WHAT THE TASK ASKS >> Review the listing and copy each line that holds the word "frac".

LISTED ENTRIES >>
--------------------------------

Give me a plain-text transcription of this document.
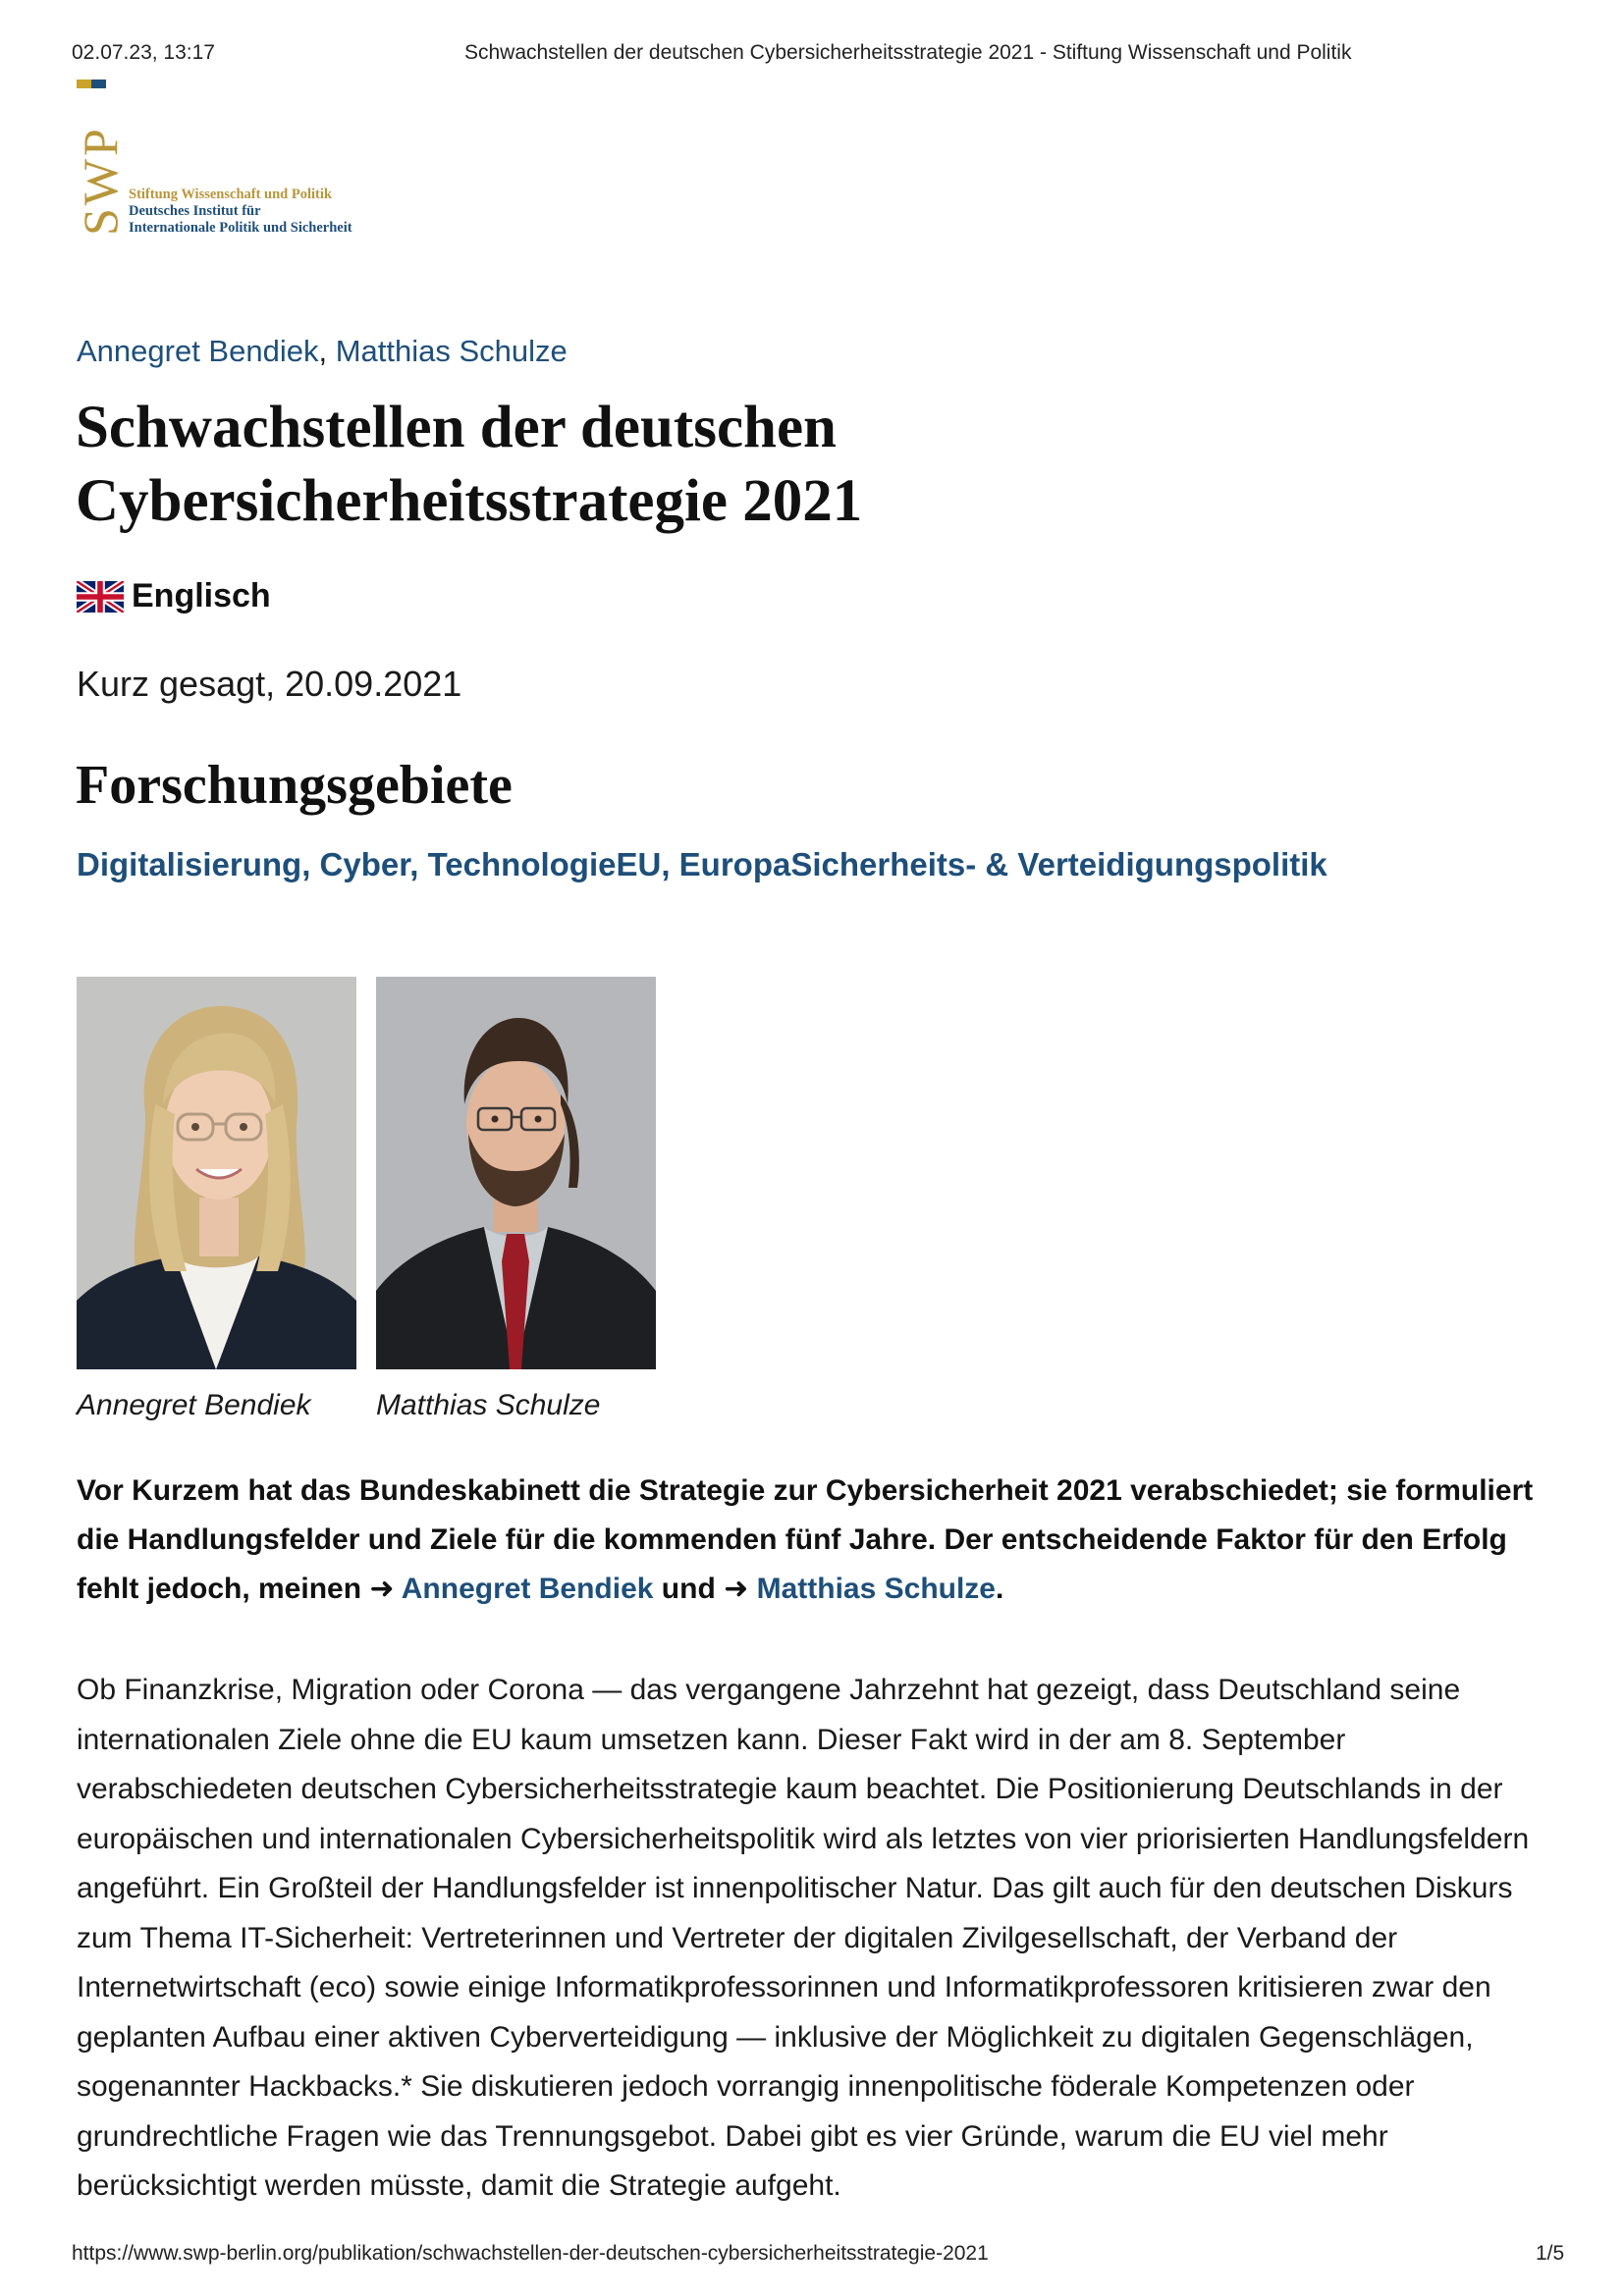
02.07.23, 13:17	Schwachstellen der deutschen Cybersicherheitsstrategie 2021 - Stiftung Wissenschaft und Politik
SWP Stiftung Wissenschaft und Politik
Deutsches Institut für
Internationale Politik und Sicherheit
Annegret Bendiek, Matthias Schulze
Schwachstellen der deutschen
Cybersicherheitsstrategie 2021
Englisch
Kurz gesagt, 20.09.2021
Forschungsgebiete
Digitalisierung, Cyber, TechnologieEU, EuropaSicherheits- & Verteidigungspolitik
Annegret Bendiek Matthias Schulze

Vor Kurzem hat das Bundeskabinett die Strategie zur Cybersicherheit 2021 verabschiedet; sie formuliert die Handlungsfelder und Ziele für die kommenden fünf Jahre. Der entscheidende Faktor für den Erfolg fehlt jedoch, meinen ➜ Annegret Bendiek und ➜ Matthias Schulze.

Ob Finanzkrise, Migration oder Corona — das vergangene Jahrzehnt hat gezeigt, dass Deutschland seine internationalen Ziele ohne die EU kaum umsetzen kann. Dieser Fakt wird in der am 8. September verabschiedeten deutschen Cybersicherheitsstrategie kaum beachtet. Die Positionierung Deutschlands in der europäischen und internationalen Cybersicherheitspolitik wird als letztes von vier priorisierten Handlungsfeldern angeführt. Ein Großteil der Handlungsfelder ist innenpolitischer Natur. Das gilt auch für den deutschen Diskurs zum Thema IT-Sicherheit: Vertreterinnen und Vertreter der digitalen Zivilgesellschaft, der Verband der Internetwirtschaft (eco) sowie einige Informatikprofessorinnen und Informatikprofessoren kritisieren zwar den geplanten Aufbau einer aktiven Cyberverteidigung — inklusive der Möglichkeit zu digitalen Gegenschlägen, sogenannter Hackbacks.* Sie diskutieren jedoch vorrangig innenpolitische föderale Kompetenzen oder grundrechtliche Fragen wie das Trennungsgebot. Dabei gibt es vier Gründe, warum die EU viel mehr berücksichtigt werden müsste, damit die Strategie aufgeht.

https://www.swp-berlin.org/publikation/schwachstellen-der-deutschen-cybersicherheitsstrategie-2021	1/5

--------------------------------

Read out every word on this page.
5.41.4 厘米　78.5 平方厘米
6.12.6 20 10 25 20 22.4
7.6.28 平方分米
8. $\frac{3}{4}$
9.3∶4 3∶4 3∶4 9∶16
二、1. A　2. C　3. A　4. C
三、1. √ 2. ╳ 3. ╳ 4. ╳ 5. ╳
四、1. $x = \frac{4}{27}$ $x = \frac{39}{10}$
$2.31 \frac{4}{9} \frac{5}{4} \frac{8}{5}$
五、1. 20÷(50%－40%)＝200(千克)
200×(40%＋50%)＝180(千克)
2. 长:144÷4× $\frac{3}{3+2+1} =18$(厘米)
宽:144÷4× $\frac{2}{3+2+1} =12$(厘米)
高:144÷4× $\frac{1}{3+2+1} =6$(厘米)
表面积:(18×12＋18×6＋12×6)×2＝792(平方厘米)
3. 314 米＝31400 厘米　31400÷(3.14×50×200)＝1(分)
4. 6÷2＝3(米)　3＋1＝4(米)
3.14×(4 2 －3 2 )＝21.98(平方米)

--------------------------------

RESULT >>
8. $\frac{3}{4}$
四、1. $x = \frac{4}{27}$ $x = \frac{39}{10}$
$2.31 \frac{4}{9} \frac{5}{4} \frac{8}{5}$
2. 长:144÷4× $\frac{3}{3+2+1} =18$(厘米)
宽:144÷4× $\frac{2}{3+2+1} =12$(厘米)
高:144÷4× $\frac{1}{3+2+1} =6$(厘米)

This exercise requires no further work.